== STORED RECORDS ==
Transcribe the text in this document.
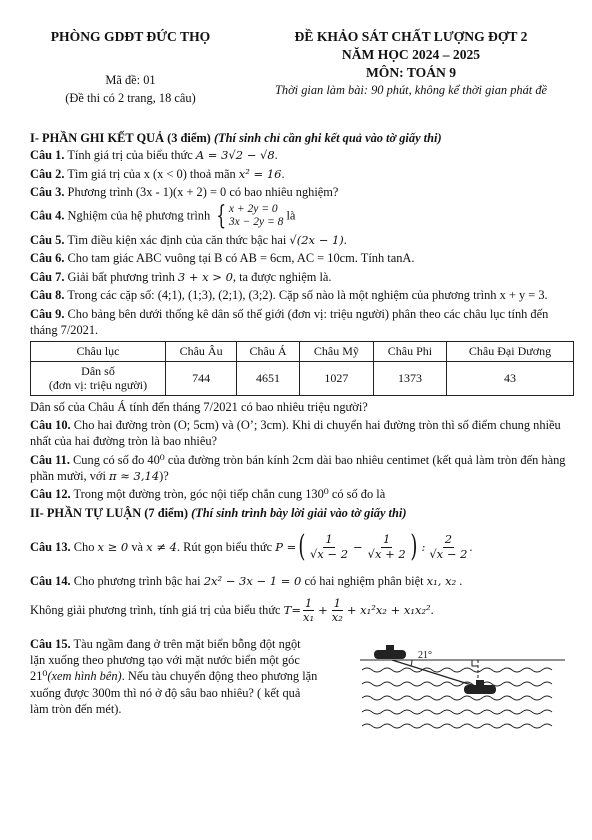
PHÒNG GDĐT ĐỨC THỌ
Mã đề: 01
(Đề thi có 2 trang, 18 câu)
ĐỀ KHẢO SÁT CHẤT LƯỢNG ĐỢT 2
NĂM HỌC 2024 – 2025
MÔN: TOÁN 9
Thời gian làm bài: 90 phút, không kể thời gian phát đề
I- PHẦN GHI KẾT QUẢ (3 điểm) (Thí sinh chỉ cần ghi kết quả vào tờ giấy thi)
Câu 1. Tính giá trị của biểu thức A = 3√2 − √8.
Câu 2. Tìm giá trị của x (x < 0) thoả mãn x² = 16.
Câu 3. Phương trình (3x - 1)(x + 2) = 0 có bao nhiêu nghiệm?
Câu 4. Nghiệm của hệ phương trình { x + 2y = 0
3x − 2y = 8
là
Câu 5. Tìm điều kiện xác định của căn thức bậc hai √(2x − 1).
Câu 6. Cho tam giác ABC vuông tại B có AB = 6cm, AC = 10cm. Tính tanA.
Câu 7. Giải bất phương trình 3 + x > 0, ta được nghiệm là.
Câu 8. Trong các cặp số: (4;1), (1;3), (2;1), (3;2). Cặp số nào là một nghiệm của phương trình x + y = 3.
Câu 9. Cho bảng bên dưới thống kê dân số thế giới (đơn vị: triệu người) phân theo các châu lục tính đến tháng 7/2021.
Châu lục	Châu Âu	Châu Á	Châu Mỹ	Châu Phi	Châu Đại Dương

Dân số
(đơn vị: triệu người)	744	4651	1027	1373	43
Dân số của Châu Á tính đến tháng 7/2021 có bao nhiêu triệu người?
Câu 10. Cho hai đường tròn (O; 5cm) và (O’; 3cm). Khi di chuyển hai đường tròn thì số điểm chung nhiều nhất của hai đường tròn là bao nhiêu?
Câu 11. Cung có số đo 40⁰ của đường tròn bán kính 2cm dài bao nhiêu centimet (kết quả làm tròn đến hàng phần mười, với π ≈ 3,14)?
Câu 12. Trong một đường tròn, góc nội tiếp chắn cung 130⁰ có số đo là
II- PHẦN TỰ LUẬN (7 điểm) (Thí sinh trình bày lời giải vào tờ giấy thi)
Câu 13.
Cho
x ≥ 0
và
x ≠ 4 . Rút gọn biểu thức
P = ( $\frac{1}{√x - 2} - \frac{1}{√x + 2}$ ) : $\frac{2}{√x - 2}$ .
Câu 14. Cho phương trình bậc hai 2x² − 3x − 1 = 0 có hai nghiệm phân biệt x₁, x₂ .
Không giải phương trình, tính giá trị của biểu thức
$T= \frac{1}{\text{x₁}} + \frac{1}{\text{x₂}} + x_1^2x_2 + x_1x_2^2$ .
Câu 15. Tàu ngầm đang ở trên mặt biển bỗng đột ngột lặn xuống theo phương tạo với mặt nước biển một góc 21⁰(xem hình bên). Nếu tàu chuyển động theo phương lặn xuống được 300m thì nó ở độ sâu bao nhiêu? ( kết quả làm tròn đến mét).
21°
===
WORK TO COMPLETE -> Looking at the data above, show all lines where the word "triệu" occurs.

THE RESULT ->
Câu 9. Cho bảng bên dưới thống kê dân số thế giới (đơn vị: triệu người) phân theo các châu lục tính đến tháng 7/2021.
(đơn vị: triệu người)	744	4651	1027	1373	43
Dân số của Châu Á tính đến tháng 7/2021 có bao nhiêu triệu người?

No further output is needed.